§ **Description of the task**
Provide the data again in its entirety, exactly as given.

* Begin Material to process *

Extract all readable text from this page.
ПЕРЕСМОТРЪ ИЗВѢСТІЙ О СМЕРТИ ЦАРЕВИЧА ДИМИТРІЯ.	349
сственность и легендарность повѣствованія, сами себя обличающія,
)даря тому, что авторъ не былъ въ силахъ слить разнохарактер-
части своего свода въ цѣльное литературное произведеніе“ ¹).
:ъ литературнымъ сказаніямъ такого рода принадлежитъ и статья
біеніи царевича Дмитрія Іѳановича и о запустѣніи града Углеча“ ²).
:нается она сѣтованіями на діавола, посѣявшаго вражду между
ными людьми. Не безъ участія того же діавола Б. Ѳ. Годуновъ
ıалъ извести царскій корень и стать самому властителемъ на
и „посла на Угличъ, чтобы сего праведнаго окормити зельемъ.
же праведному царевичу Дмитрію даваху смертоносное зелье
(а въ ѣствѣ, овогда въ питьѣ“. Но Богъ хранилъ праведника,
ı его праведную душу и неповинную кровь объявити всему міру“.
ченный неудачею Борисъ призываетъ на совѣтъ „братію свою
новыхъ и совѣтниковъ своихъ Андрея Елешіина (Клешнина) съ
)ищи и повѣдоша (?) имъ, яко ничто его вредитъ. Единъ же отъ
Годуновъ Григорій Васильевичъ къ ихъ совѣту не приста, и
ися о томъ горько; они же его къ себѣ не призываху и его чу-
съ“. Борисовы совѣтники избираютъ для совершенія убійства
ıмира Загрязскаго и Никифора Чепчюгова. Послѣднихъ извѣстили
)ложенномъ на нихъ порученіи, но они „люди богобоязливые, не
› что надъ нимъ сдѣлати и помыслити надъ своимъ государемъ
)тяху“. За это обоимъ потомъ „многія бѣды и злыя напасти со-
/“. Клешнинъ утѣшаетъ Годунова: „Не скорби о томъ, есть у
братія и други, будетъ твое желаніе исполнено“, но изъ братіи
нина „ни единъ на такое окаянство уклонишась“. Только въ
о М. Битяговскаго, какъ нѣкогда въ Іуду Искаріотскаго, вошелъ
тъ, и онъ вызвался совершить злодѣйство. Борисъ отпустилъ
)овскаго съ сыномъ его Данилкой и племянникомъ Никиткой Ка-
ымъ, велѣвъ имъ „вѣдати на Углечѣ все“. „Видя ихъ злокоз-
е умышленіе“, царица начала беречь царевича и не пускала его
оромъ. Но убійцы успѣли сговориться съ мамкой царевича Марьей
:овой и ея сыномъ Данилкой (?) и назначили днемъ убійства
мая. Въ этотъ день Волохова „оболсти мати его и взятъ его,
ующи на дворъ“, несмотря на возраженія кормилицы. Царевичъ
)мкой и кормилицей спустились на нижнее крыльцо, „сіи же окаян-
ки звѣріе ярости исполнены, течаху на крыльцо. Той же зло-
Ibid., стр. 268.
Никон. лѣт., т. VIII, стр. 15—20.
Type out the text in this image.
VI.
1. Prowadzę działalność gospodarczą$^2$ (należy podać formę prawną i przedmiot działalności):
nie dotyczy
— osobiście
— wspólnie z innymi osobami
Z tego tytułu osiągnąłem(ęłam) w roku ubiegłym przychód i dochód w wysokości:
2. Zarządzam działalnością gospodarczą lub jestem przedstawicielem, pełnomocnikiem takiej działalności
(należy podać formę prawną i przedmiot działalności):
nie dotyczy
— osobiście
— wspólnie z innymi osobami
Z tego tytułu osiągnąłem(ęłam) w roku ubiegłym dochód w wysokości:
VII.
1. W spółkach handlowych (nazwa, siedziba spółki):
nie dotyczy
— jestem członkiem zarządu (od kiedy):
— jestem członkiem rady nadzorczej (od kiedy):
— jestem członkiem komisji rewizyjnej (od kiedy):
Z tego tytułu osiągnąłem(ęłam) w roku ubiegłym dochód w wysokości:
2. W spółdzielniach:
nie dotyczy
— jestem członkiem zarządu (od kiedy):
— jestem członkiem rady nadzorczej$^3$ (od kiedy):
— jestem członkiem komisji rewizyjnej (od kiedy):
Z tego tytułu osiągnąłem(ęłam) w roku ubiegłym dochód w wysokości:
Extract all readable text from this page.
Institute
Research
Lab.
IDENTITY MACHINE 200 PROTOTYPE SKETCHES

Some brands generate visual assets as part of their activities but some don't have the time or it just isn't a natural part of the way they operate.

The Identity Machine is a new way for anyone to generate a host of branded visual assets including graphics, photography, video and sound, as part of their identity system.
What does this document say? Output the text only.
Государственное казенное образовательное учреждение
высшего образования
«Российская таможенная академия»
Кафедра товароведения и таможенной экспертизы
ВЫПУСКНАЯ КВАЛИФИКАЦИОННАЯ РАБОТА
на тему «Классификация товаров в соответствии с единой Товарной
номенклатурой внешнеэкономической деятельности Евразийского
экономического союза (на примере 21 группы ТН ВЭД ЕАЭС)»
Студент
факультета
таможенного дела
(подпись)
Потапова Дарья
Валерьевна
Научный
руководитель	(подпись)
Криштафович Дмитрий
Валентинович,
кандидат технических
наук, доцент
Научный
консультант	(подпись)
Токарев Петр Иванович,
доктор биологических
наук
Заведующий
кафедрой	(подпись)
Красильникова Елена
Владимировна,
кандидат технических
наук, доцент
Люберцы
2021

* End Material to process *

§ **Solved problem**
Extract all readable text from this page.
ПЕРЕСМОТРЪ ИЗВѢСТІЙ О СМЕРТИ ЦАРЕВИЧА ДИМИТРІЯ.	349
сственность и легендарность повѣствованія, сами себя обличающія,
)даря тому, что авторъ не былъ въ силахъ слить разнохарактер-
части своего свода въ цѣльное литературное произведеніе“ ¹).
:ъ литературнымъ сказаніямъ такого рода принадлежитъ и статья
біеніи царевича Дмитрія Іѳановича и о запустѣніи града Углеча“ ²).
:нается она сѣтованіями на діавола, посѣявшаго вражду между
ными людьми. Не безъ участія того же діавола Б. Ѳ. Годуновъ
ıалъ извести царскій корень и стать самому властителемъ на
и „посла на Угличъ, чтобы сего праведнаго окормити зельемъ.
же праведному царевичу Дмитрію даваху смертоносное зелье
(а въ ѣствѣ, овогда въ питьѣ“. Но Богъ хранилъ праведника,
ı его праведную душу и неповинную кровь объявити всему міру“.
ченный неудачею Борисъ призываетъ на совѣтъ „братію свою
новыхъ и совѣтниковъ своихъ Андрея Елешіина (Клешнина) съ
)ищи и повѣдоша (?) имъ, яко ничто его вредитъ. Единъ же отъ
Годуновъ Григорій Васильевичъ къ ихъ совѣту не приста, и
ися о томъ горько; они же его къ себѣ не призываху и его чу-
съ“. Борисовы совѣтники избираютъ для совершенія убійства
ıмира Загрязскаго и Никифора Чепчюгова. Послѣднихъ извѣстили
)ложенномъ на нихъ порученіи, но они „люди богобоязливые, не
› что надъ нимъ сдѣлати и помыслити надъ своимъ государемъ
)тяху“. За это обоимъ потомъ „многія бѣды и злыя напасти со-
/“. Клешнинъ утѣшаетъ Годунова: „Не скорби о томъ, есть у
братія и други, будетъ твое желаніе исполнено“, но изъ братіи
нина „ни единъ на такое окаянство уклонишась“. Только въ
о М. Битяговскаго, какъ нѣкогда въ Іуду Искаріотскаго, вошелъ
тъ, и онъ вызвался совершить злодѣйство. Борисъ отпустилъ
)овскаго съ сыномъ его Данилкой и племянникомъ Никиткой Ка-
ымъ, велѣвъ имъ „вѣдати на Углечѣ все“. „Видя ихъ злокоз-
е умышленіе“, царица начала беречь царевича и не пускала его
оромъ. Но убійцы успѣли сговориться съ мамкой царевича Марьей
:овой и ея сыномъ Данилкой (?) и назначили днемъ убійства
мая. Въ этотъ день Волохова „оболсти мати его и взятъ его,
ующи на дворъ“, несмотря на возраженія кормилицы. Царевичъ
)мкой и кормилицей спустились на нижнее крыльцо, „сіи же окаян-
ки звѣріе ярости исполнены, течаху на крыльцо. Той же зло-
Ibid., стр. 268.
Никон. лѣт., т. VIII, стр. 15—20.
Type out the text in this image.
VI.
1. Prowadzę działalność gospodarczą$^2$ (należy podać formę prawną i przedmiot działalności):
nie dotyczy
— osobiście
— wspólnie z innymi osobami
Z tego tytułu osiągnąłem(ęłam) w roku ubiegłym przychód i dochód w wysokości:
2. Zarządzam działalnością gospodarczą lub jestem przedstawicielem, pełnomocnikiem takiej działalności
(należy podać formę prawną i przedmiot działalności):
nie dotyczy
— osobiście
— wspólnie z innymi osobami
Z tego tytułu osiągnąłem(ęłam) w roku ubiegłym dochód w wysokości:
VII.
1. W spółkach handlowych (nazwa, siedziba spółki):
nie dotyczy
— jestem członkiem zarządu (od kiedy):
— jestem członkiem rady nadzorczej (od kiedy):
— jestem członkiem komisji rewizyjnej (od kiedy):
Z tego tytułu osiągnąłem(ęłam) w roku ubiegłym dochód w wysokości:
2. W spółdzielniach:
nie dotyczy
— jestem członkiem zarządu (od kiedy):
— jestem członkiem rady nadzorczej$^3$ (od kiedy):
— jestem członkiem komisji rewizyjnej (od kiedy):
Z tego tytułu osiągnąłem(ęłam) w roku ubiegłym dochód w wysokości:
Extract all readable text from this page.
Institute
Research
Lab.
IDENTITY MACHINE 200 PROTOTYPE SKETCHES

Some brands generate visual assets as part of their activities but some don't have the time or it just isn't a natural part of the way they operate.

The Identity Machine is a new way for anyone to generate a host of branded visual assets including graphics, photography, video and sound, as part of their identity system.
What does this document say? Output the text only.
Государственное казенное образовательное учреждение
высшего образования
«Российская таможенная академия»
Кафедра товароведения и таможенной экспертизы
ВЫПУСКНАЯ КВАЛИФИКАЦИОННАЯ РАБОТА
на тему «Классификация товаров в соответствии с единой Товарной
номенклатурой внешнеэкономической деятельности Евразийского
экономического союза (на примере 21 группы ТН ВЭД ЕАЭС)»
Студент
факультета
таможенного дела
(подпись)
Потапова Дарья
Валерьевна
Научный
руководитель	(подпись)
Криштафович Дмитрий
Валентинович,
кандидат технических
наук, доцент
Научный
консультант	(подпись)
Токарев Петр Иванович,
доктор биологических
наук
Заведующий
кафедрой	(подпись)
Красильникова Елена
Владимировна,
кандидат технических
наук, доцент
Люберцы
2021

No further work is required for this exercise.